(Data listing)
%%
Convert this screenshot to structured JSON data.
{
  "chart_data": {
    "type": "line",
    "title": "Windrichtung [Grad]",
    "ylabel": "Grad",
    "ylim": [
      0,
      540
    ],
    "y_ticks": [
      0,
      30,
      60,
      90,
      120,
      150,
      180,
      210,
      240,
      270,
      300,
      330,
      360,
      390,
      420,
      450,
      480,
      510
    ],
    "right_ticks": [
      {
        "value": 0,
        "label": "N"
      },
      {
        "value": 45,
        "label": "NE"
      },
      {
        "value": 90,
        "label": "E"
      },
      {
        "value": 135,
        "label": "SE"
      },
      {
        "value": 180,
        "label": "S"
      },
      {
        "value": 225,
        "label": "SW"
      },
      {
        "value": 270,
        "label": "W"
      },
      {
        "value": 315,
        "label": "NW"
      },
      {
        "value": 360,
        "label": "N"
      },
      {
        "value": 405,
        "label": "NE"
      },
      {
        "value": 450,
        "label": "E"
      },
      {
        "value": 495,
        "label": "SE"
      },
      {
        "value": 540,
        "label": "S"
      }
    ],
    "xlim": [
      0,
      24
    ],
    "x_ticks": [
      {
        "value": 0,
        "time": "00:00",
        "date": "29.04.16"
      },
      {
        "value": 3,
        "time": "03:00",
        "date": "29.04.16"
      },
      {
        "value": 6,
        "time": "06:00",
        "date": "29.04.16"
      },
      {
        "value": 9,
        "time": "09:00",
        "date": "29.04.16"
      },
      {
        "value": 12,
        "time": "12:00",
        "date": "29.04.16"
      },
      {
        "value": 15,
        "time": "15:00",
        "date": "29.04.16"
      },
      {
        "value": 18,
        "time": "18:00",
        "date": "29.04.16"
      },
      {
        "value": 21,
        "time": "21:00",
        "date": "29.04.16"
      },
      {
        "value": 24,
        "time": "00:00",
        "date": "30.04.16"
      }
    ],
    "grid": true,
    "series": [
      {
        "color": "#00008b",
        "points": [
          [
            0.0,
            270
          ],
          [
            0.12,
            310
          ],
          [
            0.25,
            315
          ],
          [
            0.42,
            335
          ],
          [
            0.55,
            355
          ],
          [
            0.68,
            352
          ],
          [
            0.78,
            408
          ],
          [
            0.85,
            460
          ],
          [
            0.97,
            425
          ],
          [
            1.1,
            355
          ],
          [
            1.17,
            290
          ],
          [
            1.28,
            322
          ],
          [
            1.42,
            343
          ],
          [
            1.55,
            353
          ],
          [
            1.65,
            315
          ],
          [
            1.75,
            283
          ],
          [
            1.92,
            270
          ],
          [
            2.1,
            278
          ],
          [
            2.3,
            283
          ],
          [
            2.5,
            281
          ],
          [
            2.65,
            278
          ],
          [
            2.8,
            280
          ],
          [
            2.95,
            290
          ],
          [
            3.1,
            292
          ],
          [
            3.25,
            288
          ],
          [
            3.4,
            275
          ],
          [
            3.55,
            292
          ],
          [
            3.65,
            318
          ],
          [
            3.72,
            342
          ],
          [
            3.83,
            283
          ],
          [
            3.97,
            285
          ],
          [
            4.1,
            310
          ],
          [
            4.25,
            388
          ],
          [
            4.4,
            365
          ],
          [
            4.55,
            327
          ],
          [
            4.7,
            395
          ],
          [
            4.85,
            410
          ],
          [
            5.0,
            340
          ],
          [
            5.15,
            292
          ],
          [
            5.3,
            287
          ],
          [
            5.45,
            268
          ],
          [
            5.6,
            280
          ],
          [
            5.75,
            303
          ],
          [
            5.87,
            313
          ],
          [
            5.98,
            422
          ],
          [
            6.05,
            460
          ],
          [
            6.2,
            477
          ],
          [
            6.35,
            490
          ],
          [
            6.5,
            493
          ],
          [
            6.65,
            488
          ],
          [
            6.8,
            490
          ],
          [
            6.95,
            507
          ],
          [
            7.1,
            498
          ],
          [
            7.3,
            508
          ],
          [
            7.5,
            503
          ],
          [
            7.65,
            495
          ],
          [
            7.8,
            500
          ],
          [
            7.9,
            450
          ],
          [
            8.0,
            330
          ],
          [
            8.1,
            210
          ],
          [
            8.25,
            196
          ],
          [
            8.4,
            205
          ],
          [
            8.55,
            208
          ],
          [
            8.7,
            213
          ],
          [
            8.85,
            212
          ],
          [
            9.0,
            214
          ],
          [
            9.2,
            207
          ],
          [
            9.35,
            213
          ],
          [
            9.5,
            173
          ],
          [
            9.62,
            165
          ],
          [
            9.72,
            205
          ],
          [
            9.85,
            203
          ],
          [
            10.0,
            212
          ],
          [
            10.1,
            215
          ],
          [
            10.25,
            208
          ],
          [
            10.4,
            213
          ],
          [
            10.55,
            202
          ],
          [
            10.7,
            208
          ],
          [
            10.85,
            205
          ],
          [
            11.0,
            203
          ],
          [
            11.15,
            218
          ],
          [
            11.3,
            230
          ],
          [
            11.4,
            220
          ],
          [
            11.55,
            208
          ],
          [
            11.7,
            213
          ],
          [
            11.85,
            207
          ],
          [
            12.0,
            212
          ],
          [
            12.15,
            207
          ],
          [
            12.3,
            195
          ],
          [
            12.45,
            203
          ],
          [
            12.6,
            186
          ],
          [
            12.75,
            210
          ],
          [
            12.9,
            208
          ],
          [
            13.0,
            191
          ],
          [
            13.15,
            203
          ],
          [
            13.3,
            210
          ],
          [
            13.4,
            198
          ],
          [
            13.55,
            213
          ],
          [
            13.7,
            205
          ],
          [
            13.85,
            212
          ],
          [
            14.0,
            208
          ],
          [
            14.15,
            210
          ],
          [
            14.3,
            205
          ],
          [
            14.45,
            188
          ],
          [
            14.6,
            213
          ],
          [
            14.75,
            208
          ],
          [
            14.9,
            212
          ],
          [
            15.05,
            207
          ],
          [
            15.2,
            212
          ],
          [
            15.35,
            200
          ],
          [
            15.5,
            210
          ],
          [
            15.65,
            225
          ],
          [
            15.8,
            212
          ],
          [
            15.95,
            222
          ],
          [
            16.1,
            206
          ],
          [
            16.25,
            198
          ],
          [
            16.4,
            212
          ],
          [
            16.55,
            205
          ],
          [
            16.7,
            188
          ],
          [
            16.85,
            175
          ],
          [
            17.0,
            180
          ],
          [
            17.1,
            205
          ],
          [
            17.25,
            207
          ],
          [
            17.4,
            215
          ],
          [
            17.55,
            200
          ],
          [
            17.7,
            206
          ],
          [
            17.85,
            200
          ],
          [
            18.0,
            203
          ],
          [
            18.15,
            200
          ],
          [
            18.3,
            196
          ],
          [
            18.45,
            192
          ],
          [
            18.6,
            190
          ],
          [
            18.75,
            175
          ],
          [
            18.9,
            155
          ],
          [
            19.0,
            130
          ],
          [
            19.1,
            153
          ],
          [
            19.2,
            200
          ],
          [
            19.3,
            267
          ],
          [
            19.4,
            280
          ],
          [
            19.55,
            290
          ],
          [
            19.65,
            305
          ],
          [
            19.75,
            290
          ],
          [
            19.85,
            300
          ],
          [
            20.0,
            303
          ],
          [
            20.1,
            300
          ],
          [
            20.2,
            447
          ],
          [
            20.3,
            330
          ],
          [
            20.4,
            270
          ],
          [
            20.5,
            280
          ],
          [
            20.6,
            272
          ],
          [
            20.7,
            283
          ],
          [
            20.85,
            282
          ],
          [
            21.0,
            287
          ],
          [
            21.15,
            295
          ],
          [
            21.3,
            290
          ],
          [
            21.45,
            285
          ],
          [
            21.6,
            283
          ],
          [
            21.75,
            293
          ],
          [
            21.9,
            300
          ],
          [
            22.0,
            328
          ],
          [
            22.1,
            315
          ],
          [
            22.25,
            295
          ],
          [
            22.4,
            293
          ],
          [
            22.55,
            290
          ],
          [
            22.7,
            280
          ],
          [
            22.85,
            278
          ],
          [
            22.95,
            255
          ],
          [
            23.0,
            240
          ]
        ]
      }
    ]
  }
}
%%
### What you should do
Find every line above that contains the word "time", and return each one.

### Response
        "time": "00:00",
        "time": "03:00",
        "time": "06:00",
        "time": "09:00",
        "time": "12:00",
        "time": "15:00",
        "time": "18:00",
        "time": "21:00",
        "time": "00:00",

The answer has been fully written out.